Report only how many lines hold the word "JSON".

* start *

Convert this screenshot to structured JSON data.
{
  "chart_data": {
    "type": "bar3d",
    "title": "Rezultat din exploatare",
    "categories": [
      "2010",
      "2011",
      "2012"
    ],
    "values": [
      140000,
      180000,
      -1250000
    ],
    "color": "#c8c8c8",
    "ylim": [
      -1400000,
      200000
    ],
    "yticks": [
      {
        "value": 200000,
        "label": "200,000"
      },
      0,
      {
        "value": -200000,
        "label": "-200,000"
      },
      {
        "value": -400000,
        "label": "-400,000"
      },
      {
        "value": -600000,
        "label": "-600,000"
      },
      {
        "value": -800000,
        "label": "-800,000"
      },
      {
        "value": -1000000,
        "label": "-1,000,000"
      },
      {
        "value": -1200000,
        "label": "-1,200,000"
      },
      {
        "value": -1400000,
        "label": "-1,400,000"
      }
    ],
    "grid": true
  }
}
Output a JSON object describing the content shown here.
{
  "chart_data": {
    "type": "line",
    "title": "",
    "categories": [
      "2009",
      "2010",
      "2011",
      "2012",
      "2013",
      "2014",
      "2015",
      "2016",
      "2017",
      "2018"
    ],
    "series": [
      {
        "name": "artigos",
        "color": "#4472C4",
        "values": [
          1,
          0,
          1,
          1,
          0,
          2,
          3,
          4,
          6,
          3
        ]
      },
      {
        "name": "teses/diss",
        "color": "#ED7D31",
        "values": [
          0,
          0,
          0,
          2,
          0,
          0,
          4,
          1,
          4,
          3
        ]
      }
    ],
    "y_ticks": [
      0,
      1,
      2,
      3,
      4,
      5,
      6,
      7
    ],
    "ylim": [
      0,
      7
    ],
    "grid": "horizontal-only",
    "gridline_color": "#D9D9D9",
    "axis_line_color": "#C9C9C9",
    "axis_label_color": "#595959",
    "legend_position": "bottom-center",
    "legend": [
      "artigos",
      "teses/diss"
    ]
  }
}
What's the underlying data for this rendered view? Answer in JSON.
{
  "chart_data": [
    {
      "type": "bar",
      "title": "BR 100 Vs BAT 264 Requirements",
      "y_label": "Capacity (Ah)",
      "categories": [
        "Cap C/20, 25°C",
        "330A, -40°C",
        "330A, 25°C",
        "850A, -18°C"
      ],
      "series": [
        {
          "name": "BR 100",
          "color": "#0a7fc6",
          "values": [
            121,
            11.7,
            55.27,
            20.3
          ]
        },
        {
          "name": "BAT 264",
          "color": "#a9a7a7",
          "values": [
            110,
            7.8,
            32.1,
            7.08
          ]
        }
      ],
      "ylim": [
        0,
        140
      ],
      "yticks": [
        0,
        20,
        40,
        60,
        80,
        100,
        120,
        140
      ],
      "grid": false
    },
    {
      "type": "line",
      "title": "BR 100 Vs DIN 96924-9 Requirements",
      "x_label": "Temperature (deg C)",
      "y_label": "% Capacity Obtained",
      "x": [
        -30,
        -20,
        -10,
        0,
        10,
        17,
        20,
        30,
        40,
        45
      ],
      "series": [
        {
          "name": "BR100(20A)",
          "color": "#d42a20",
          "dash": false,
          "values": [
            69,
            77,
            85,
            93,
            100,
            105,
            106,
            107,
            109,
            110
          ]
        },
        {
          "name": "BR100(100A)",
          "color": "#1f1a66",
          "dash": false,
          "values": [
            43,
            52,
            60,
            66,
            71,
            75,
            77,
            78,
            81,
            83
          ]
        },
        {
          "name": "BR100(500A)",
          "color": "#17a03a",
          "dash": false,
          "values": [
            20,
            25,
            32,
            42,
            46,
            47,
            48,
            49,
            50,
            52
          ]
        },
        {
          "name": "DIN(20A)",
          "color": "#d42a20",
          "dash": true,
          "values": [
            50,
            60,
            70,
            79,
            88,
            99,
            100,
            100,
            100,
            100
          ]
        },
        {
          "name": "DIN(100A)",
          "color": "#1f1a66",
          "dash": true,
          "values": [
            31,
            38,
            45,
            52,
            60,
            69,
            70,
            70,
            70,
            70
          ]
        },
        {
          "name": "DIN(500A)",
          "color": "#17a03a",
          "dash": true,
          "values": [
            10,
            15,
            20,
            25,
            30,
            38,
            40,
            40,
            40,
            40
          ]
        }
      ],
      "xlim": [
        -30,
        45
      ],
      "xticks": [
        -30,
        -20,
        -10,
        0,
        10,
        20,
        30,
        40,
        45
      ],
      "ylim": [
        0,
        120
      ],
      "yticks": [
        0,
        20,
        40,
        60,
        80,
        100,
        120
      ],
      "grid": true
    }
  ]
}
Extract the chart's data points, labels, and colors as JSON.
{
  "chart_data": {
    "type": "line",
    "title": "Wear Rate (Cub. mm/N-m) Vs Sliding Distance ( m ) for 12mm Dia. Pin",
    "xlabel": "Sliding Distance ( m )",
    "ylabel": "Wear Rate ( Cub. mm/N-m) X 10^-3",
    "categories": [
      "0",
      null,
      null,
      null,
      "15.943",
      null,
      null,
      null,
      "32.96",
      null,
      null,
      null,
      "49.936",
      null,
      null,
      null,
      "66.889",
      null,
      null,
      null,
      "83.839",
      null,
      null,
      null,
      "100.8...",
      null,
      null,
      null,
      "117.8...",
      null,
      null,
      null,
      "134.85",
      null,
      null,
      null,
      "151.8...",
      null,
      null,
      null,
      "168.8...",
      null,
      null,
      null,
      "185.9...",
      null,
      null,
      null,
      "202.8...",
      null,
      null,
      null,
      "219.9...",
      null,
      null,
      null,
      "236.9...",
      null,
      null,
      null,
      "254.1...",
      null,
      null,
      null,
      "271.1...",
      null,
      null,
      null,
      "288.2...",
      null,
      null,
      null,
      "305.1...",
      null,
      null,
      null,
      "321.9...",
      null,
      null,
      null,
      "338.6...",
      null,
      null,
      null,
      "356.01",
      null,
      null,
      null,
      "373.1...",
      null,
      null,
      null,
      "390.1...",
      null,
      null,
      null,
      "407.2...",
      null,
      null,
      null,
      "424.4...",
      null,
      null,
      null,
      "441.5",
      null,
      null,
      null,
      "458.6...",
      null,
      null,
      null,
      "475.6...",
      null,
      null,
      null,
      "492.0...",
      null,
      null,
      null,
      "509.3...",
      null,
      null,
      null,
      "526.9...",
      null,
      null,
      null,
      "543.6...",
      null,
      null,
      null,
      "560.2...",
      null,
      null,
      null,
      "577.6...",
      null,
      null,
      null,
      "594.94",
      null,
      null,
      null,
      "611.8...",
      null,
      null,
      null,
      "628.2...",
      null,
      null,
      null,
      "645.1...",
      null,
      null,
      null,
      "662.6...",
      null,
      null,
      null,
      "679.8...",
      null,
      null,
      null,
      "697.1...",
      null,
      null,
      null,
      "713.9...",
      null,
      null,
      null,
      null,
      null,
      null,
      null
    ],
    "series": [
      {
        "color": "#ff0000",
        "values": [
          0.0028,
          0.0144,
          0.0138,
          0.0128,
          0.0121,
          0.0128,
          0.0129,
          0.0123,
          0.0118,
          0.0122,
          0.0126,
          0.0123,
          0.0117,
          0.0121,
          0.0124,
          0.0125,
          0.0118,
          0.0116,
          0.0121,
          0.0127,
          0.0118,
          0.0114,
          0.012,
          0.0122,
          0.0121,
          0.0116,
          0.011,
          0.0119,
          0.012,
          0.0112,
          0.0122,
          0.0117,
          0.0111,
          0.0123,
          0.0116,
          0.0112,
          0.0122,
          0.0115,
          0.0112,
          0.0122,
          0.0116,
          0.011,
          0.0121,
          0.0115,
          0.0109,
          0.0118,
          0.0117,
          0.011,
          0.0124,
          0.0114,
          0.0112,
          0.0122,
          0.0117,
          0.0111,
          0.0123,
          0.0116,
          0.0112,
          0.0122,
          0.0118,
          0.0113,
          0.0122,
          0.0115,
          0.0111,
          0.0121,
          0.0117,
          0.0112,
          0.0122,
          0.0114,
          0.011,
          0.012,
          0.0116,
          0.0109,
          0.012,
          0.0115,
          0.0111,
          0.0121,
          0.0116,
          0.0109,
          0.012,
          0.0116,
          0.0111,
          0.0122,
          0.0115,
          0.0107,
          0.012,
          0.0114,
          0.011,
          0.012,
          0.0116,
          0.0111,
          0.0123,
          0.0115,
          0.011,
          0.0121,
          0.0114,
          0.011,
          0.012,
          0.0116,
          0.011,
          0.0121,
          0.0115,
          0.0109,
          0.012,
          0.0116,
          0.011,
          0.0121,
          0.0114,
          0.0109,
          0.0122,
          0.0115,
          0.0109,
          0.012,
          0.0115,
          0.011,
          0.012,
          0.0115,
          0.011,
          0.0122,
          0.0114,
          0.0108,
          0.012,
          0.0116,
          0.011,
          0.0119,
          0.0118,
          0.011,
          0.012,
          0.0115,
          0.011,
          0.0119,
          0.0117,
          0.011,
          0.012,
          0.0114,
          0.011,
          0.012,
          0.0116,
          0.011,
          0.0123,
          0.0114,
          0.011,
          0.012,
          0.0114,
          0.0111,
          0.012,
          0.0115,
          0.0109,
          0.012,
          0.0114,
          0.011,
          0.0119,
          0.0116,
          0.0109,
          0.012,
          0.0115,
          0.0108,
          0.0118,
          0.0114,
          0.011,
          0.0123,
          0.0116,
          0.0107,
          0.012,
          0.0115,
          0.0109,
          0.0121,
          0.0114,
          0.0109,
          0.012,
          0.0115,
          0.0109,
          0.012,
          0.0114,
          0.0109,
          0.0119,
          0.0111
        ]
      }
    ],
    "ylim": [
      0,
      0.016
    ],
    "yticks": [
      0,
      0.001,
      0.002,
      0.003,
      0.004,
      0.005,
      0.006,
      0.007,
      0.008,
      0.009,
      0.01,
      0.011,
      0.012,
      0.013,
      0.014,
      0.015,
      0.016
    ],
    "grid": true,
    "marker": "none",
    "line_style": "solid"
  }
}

* end *

= Answer to the task =
4